== LISTED ENTRIES

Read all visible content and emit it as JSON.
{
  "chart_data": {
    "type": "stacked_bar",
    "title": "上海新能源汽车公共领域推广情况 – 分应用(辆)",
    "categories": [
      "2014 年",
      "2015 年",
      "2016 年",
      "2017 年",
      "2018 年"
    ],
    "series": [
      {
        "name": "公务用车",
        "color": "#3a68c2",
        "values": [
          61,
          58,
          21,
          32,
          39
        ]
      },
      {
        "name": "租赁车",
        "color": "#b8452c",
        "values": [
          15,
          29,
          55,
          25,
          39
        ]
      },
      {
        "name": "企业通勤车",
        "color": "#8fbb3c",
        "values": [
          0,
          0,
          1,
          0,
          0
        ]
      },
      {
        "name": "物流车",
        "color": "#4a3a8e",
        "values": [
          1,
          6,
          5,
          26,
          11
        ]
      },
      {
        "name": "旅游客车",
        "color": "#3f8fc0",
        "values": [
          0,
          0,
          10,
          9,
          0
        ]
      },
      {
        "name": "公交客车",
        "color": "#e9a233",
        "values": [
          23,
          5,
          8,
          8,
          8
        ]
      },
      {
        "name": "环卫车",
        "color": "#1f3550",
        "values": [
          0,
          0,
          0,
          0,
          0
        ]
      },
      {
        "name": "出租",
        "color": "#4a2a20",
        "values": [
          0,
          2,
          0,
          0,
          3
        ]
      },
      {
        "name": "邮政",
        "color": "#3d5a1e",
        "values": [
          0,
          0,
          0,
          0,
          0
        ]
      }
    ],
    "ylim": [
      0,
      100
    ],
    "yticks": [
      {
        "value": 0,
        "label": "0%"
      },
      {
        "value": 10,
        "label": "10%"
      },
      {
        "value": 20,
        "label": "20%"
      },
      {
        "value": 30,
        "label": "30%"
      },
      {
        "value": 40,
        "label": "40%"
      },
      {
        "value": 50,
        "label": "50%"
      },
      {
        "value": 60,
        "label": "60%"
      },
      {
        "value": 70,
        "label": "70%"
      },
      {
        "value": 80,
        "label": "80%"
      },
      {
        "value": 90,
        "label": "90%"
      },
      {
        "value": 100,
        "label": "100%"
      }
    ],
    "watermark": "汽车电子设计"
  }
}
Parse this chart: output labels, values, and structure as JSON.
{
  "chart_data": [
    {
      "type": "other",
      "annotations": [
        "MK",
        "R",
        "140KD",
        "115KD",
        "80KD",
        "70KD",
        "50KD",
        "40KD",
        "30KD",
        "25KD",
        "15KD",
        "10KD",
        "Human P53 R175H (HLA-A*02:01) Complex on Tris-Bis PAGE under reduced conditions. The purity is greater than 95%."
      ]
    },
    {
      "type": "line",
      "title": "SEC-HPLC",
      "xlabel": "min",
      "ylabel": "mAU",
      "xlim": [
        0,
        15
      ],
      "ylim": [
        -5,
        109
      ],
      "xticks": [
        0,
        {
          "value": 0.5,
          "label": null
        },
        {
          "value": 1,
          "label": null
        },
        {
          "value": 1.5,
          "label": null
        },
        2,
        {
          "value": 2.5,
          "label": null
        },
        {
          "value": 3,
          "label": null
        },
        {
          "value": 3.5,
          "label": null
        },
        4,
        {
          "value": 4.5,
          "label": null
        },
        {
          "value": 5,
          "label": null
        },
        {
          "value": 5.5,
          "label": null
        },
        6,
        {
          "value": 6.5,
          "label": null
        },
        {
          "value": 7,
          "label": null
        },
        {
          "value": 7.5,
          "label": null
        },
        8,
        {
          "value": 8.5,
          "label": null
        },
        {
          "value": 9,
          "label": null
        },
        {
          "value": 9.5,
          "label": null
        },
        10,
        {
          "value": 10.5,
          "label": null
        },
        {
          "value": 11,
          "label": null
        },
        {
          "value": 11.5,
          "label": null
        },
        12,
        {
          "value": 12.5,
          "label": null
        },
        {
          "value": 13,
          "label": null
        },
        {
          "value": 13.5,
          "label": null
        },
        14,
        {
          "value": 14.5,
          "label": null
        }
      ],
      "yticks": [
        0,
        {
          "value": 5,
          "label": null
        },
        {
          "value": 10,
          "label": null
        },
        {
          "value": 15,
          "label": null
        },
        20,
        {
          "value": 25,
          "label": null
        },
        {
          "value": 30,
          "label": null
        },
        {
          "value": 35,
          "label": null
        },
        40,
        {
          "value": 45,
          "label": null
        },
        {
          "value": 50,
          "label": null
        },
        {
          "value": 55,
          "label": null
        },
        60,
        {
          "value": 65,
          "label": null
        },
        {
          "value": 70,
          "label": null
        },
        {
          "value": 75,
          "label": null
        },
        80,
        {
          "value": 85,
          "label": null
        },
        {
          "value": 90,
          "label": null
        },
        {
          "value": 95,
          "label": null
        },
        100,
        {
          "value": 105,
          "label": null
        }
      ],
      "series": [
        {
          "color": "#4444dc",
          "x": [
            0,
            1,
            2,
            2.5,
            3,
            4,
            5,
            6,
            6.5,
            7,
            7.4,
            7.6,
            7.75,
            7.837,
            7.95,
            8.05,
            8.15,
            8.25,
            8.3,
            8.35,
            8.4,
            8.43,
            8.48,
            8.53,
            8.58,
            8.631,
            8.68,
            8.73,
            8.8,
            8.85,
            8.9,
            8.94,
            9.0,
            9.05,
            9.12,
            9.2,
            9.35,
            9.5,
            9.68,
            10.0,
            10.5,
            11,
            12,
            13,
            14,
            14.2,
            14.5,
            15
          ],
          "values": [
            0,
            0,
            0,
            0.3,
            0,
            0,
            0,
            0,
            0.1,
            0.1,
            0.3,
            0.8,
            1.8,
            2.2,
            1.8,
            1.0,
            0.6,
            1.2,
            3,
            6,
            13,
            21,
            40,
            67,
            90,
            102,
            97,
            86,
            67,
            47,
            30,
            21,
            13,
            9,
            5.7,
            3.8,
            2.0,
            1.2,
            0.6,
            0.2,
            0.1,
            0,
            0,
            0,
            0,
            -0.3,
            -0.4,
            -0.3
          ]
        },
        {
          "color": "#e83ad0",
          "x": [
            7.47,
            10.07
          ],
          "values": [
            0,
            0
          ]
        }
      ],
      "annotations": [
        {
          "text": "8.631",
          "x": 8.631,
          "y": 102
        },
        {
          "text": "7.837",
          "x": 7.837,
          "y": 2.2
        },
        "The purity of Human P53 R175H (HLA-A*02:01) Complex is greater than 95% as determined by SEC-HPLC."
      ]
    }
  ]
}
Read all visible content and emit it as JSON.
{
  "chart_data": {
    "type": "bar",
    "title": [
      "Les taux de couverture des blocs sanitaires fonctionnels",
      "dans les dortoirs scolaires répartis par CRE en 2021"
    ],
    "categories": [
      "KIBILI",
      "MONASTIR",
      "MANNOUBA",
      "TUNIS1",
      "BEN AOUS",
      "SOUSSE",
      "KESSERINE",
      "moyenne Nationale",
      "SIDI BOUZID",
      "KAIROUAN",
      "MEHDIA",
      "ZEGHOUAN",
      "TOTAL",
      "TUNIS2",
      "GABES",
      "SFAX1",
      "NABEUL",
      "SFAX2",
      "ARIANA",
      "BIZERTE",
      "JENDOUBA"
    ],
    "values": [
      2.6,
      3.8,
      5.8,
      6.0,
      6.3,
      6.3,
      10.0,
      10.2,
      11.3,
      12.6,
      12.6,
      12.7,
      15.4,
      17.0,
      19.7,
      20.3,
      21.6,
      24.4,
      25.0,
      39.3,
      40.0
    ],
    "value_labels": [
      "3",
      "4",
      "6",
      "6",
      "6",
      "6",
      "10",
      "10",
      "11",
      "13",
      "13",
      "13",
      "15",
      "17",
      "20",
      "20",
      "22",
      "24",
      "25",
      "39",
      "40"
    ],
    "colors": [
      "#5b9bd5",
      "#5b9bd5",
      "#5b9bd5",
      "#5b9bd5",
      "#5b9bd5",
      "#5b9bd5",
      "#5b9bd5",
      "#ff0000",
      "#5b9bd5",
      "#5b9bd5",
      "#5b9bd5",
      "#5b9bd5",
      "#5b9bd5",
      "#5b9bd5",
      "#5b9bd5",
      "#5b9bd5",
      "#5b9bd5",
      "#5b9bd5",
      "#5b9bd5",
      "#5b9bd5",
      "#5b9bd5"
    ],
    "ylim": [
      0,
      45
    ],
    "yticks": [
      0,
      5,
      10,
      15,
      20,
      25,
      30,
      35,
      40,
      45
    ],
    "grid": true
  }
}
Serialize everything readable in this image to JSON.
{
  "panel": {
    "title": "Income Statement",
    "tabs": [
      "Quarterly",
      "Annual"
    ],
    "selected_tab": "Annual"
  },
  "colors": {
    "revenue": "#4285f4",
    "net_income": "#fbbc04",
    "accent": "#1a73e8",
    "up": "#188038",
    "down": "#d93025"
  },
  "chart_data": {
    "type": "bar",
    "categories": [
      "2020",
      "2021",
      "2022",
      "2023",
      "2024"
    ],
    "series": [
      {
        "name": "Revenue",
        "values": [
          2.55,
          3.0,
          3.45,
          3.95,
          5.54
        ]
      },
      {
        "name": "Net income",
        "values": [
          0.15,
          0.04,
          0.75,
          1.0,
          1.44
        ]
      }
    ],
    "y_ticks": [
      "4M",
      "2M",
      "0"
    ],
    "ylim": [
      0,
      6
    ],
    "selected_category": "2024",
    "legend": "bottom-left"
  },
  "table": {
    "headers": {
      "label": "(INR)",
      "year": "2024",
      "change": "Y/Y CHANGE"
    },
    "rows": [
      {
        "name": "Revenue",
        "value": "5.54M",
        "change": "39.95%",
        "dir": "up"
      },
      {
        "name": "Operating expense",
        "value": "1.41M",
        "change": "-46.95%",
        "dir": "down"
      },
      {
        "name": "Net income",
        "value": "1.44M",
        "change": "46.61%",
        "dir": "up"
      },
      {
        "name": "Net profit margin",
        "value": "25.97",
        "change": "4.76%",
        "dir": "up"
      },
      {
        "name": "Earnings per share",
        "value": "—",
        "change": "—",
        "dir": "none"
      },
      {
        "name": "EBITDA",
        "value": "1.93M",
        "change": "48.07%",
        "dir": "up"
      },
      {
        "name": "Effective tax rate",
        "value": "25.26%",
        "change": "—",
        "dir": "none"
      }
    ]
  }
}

====

(REQUIRED TASK):
Track down every line of the material containing the string "greater", and copy it.

(RESPONSE TO THE EXERCISE):
        "Human P53 R175H (HLA-A*02:01) Complex on Tris-Bis PAGE under reduced conditions. The purity is greater than 95%."
        "The purity of Human P53 R175H (HLA-A*02:01) Complex is greater than 95% as determined by SEC-HPLC."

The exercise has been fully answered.